◆ **Task to carry out**
Pick every line with "icon" from the material below.

◆ **Stored entries**

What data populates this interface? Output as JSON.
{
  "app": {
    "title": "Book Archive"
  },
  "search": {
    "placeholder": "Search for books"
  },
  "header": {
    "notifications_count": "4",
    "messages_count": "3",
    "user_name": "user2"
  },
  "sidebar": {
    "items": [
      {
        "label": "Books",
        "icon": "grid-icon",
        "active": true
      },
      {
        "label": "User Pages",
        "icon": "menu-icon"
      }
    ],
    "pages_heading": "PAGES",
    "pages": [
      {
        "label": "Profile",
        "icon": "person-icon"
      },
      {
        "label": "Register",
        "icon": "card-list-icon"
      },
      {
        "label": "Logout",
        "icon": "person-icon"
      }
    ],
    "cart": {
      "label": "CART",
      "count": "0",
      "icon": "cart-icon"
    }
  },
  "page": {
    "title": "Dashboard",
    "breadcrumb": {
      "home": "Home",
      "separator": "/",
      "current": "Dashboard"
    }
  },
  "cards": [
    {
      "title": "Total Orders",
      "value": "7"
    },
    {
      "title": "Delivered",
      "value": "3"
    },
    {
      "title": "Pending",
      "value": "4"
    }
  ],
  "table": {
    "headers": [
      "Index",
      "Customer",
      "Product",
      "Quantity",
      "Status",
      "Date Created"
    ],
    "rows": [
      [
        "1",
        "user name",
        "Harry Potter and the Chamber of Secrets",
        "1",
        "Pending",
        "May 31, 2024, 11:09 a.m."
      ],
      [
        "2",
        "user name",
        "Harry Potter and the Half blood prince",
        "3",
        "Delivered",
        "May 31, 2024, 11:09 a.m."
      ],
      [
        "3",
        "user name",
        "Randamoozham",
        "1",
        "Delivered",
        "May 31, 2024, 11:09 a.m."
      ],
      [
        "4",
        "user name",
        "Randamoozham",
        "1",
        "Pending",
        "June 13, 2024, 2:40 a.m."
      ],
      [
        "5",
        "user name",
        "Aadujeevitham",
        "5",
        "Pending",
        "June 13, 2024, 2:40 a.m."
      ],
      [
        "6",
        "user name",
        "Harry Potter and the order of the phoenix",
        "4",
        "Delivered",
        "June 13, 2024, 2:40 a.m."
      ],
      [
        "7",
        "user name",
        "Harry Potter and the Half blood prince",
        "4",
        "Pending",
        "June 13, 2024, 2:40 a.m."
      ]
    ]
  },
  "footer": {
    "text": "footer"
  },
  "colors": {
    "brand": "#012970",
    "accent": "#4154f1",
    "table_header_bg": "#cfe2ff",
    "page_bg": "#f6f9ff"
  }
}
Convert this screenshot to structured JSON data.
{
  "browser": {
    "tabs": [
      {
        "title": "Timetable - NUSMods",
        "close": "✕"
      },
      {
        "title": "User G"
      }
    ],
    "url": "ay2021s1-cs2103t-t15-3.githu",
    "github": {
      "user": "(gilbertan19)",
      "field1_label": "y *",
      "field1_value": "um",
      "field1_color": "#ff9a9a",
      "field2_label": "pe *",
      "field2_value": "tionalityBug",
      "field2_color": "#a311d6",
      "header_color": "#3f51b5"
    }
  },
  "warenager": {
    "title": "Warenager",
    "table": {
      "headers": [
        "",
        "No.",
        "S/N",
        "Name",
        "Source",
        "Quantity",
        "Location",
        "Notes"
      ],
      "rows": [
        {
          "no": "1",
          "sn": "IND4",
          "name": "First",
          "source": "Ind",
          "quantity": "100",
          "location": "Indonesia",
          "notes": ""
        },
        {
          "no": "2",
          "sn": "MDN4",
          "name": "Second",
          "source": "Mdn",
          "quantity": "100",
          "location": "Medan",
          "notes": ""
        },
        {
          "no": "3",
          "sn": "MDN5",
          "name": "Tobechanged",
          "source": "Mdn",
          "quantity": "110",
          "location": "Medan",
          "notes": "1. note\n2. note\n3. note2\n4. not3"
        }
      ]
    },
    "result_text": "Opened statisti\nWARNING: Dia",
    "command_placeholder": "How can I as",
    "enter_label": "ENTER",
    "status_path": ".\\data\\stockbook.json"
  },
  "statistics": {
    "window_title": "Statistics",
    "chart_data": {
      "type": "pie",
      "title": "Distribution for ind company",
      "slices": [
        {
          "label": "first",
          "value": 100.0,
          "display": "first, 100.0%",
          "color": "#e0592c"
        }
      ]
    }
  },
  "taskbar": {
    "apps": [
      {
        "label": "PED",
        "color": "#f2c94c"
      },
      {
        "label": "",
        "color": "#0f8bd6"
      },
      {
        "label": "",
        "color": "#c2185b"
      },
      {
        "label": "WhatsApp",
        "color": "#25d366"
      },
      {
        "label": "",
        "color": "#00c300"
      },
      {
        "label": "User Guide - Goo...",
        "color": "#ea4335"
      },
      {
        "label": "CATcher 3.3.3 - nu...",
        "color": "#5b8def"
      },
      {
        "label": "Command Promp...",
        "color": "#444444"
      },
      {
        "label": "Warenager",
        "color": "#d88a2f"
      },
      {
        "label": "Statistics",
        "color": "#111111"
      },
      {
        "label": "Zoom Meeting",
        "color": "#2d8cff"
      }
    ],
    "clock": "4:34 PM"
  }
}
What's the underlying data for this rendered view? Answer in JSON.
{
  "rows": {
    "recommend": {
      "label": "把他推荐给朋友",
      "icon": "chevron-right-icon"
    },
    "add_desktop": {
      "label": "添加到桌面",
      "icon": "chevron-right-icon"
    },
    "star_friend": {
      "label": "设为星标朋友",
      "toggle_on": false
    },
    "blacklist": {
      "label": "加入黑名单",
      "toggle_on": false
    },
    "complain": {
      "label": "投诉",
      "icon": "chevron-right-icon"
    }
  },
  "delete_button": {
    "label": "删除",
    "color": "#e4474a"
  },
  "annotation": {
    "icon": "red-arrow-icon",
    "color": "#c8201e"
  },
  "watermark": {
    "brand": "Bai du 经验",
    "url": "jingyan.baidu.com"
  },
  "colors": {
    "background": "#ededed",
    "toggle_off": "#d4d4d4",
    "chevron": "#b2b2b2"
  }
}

◆ **Final result**
        "icon": "grid-icon",
        "icon": "menu-icon"
        "icon": "person-icon"
        "icon": "card-list-icon"
        "icon": "person-icon"
      "icon": "cart-icon"
      "icon": "chevron-right-icon"
      "icon": "chevron-right-icon"
      "icon": "chevron-right-icon"
    "icon": "red-arrow-icon",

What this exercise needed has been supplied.